> **Your task**:
The records below are to be quoted in full; please keep every word exact.

> **Source data**:
>> START

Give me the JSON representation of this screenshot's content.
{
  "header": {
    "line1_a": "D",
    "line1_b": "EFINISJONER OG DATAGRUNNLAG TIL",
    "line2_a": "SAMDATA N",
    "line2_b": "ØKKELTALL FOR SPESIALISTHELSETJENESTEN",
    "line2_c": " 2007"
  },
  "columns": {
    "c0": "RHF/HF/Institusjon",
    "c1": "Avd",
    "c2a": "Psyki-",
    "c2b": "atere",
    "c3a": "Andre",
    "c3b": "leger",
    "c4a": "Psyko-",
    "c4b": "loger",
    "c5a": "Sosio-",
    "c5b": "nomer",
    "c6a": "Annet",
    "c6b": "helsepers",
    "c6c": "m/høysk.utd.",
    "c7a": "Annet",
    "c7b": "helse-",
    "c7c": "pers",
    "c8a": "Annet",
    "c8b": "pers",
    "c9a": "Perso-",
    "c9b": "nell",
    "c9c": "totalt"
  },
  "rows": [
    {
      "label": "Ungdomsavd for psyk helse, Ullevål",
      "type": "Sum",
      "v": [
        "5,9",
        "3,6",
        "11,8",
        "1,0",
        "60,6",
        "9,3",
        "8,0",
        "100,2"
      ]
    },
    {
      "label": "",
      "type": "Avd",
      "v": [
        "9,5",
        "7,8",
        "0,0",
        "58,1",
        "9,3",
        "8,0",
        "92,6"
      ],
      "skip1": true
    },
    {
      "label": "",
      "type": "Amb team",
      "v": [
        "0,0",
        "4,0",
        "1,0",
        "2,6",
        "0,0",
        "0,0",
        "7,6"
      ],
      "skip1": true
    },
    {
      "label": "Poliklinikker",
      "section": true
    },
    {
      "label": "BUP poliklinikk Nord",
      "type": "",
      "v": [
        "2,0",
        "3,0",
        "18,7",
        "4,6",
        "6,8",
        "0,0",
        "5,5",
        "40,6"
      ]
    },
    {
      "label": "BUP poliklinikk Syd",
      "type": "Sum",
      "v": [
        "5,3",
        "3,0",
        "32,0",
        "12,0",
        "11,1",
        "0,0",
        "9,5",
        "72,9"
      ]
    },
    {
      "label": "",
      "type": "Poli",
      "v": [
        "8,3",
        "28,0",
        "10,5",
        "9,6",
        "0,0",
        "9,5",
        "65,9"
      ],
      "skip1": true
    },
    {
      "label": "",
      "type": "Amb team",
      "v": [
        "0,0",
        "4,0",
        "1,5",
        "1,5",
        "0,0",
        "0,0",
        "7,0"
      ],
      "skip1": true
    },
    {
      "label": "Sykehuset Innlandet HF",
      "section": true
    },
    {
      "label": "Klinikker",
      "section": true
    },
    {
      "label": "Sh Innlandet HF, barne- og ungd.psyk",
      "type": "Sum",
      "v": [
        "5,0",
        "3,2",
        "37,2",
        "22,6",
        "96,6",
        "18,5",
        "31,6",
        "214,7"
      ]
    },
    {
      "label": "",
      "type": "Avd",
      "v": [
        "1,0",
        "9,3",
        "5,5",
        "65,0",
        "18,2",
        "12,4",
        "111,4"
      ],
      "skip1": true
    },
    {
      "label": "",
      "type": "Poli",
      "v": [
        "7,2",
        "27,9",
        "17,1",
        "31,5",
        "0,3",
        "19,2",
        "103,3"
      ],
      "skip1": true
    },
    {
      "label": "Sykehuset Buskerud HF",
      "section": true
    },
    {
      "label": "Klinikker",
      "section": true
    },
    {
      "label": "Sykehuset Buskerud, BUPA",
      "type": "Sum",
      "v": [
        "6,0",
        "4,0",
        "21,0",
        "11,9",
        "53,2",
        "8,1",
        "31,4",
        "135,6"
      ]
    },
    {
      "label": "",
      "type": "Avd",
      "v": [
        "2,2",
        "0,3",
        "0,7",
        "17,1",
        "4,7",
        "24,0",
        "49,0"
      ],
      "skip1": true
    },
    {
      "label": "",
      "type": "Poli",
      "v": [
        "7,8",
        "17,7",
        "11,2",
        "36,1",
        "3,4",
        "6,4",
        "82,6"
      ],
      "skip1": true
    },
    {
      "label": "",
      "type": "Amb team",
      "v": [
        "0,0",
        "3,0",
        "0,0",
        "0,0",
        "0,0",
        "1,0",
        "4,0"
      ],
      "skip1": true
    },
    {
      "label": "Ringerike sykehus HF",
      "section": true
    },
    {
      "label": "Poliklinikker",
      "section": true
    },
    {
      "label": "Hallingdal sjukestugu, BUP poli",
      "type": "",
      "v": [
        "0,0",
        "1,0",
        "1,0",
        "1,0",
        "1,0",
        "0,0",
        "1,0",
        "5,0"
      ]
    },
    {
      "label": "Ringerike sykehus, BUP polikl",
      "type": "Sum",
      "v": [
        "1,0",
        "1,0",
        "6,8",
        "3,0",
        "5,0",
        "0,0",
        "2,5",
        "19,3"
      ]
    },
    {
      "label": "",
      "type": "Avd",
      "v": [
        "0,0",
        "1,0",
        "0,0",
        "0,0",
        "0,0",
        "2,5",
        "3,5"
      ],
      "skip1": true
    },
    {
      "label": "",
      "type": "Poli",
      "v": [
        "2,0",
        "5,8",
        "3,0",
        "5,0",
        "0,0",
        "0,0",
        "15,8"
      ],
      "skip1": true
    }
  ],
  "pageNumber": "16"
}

>> END

> **Reply to the task**:
Give me the JSON representation of this screenshot's content.
{
  "header": {
    "line1_a": "D",
    "line1_b": "EFINISJONER OG DATAGRUNNLAG TIL",
    "line2_a": "SAMDATA N",
    "line2_b": "ØKKELTALL FOR SPESIALISTHELSETJENESTEN",
    "line2_c": " 2007"
  },
  "columns": {
    "c0": "RHF/HF/Institusjon",
    "c1": "Avd",
    "c2a": "Psyki-",
    "c2b": "atere",
    "c3a": "Andre",
    "c3b": "leger",
    "c4a": "Psyko-",
    "c4b": "loger",
    "c5a": "Sosio-",
    "c5b": "nomer",
    "c6a": "Annet",
    "c6b": "helsepers",
    "c6c": "m/høysk.utd.",
    "c7a": "Annet",
    "c7b": "helse-",
    "c7c": "pers",
    "c8a": "Annet",
    "c8b": "pers",
    "c9a": "Perso-",
    "c9b": "nell",
    "c9c": "totalt"
  },
  "rows": [
    {
      "label": "Ungdomsavd for psyk helse, Ullevål",
      "type": "Sum",
      "v": [
        "5,9",
        "3,6",
        "11,8",
        "1,0",
        "60,6",
        "9,3",
        "8,0",
        "100,2"
      ]
    },
    {
      "label": "",
      "type": "Avd",
      "v": [
        "9,5",
        "7,8",
        "0,0",
        "58,1",
        "9,3",
        "8,0",
        "92,6"
      ],
      "skip1": true
    },
    {
      "label": "",
      "type": "Amb team",
      "v": [
        "0,0",
        "4,0",
        "1,0",
        "2,6",
        "0,0",
        "0,0",
        "7,6"
      ],
      "skip1": true
    },
    {
      "label": "Poliklinikker",
      "section": true
    },
    {
      "label": "BUP poliklinikk Nord",
      "type": "",
      "v": [
        "2,0",
        "3,0",
        "18,7",
        "4,6",
        "6,8",
        "0,0",
        "5,5",
        "40,6"
      ]
    },
    {
      "label": "BUP poliklinikk Syd",
      "type": "Sum",
      "v": [
        "5,3",
        "3,0",
        "32,0",
        "12,0",
        "11,1",
        "0,0",
        "9,5",
        "72,9"
      ]
    },
    {
      "label": "",
      "type": "Poli",
      "v": [
        "8,3",
        "28,0",
        "10,5",
        "9,6",
        "0,0",
        "9,5",
        "65,9"
      ],
      "skip1": true
    },
    {
      "label": "",
      "type": "Amb team",
      "v": [
        "0,0",
        "4,0",
        "1,5",
        "1,5",
        "0,0",
        "0,0",
        "7,0"
      ],
      "skip1": true
    },
    {
      "label": "Sykehuset Innlandet HF",
      "section": true
    },
    {
      "label": "Klinikker",
      "section": true
    },
    {
      "label": "Sh Innlandet HF, barne- og ungd.psyk",
      "type": "Sum",
      "v": [
        "5,0",
        "3,2",
        "37,2",
        "22,6",
        "96,6",
        "18,5",
        "31,6",
        "214,7"
      ]
    },
    {
      "label": "",
      "type": "Avd",
      "v": [
        "1,0",
        "9,3",
        "5,5",
        "65,0",
        "18,2",
        "12,4",
        "111,4"
      ],
      "skip1": true
    },
    {
      "label": "",
      "type": "Poli",
      "v": [
        "7,2",
        "27,9",
        "17,1",
        "31,5",
        "0,3",
        "19,2",
        "103,3"
      ],
      "skip1": true
    },
    {
      "label": "Sykehuset Buskerud HF",
      "section": true
    },
    {
      "label": "Klinikker",
      "section": true
    },
    {
      "label": "Sykehuset Buskerud, BUPA",
      "type": "Sum",
      "v": [
        "6,0",
        "4,0",
        "21,0",
        "11,9",
        "53,2",
        "8,1",
        "31,4",
        "135,6"
      ]
    },
    {
      "label": "",
      "type": "Avd",
      "v": [
        "2,2",
        "0,3",
        "0,7",
        "17,1",
        "4,7",
        "24,0",
        "49,0"
      ],
      "skip1": true
    },
    {
      "label": "",
      "type": "Poli",
      "v": [
        "7,8",
        "17,7",
        "11,2",
        "36,1",
        "3,4",
        "6,4",
        "82,6"
      ],
      "skip1": true
    },
    {
      "label": "",
      "type": "Amb team",
      "v": [
        "0,0",
        "3,0",
        "0,0",
        "0,0",
        "0,0",
        "1,0",
        "4,0"
      ],
      "skip1": true
    },
    {
      "label": "Ringerike sykehus HF",
      "section": true
    },
    {
      "label": "Poliklinikker",
      "section": true
    },
    {
      "label": "Hallingdal sjukestugu, BUP poli",
      "type": "",
      "v": [
        "0,0",
        "1,0",
        "1,0",
        "1,0",
        "1,0",
        "0,0",
        "1,0",
        "5,0"
      ]
    },
    {
      "label": "Ringerike sykehus, BUP polikl",
      "type": "Sum",
      "v": [
        "1,0",
        "1,0",
        "6,8",
        "3,0",
        "5,0",
        "0,0",
        "2,5",
        "19,3"
      ]
    },
    {
      "label": "",
      "type": "Avd",
      "v": [
        "0,0",
        "1,0",
        "0,0",
        "0,0",
        "0,0",
        "2,5",
        "3,5"
      ],
      "skip1": true
    },
    {
      "label": "",
      "type": "Poli",
      "v": [
        "2,0",
        "5,8",
        "3,0",
        "5,0",
        "0,0",
        "0,0",
        "15,8"
      ],
      "skip1": true
    }
  ],
  "pageNumber": "16"
}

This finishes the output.